Extracted data entries:
↓
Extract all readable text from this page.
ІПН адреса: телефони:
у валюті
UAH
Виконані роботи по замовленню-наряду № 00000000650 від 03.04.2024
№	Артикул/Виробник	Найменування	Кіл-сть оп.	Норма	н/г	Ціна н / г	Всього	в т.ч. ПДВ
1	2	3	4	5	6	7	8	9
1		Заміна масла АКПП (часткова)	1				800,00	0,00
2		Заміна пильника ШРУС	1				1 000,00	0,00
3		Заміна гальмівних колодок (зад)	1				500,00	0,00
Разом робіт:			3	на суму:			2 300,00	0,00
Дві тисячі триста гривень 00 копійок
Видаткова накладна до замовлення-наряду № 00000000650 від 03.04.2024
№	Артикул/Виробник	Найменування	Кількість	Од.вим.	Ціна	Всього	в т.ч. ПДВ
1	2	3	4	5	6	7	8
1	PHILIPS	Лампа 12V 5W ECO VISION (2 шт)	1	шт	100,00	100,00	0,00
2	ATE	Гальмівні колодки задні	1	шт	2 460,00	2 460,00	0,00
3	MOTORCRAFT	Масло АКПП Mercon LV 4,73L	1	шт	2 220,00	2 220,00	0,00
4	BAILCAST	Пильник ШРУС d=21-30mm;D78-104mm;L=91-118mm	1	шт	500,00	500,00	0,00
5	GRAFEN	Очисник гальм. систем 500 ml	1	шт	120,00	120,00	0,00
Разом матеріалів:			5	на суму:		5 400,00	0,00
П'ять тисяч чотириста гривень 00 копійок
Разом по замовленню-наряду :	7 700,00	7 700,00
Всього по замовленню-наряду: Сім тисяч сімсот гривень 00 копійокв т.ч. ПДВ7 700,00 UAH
↑
Set problem: Above are the records; copy every line in them that holds the word "Артикул".

Solution:
№	Артикул/Виробник	Найменування	Кіл-сть оп.	Норма	н/г	Ціна н / г	Всього	в т.ч. ПДВ
№	Артикул/Виробник	Найменування	Кількість	Од.вим.	Ціна	Всього	в т.ч. ПДВ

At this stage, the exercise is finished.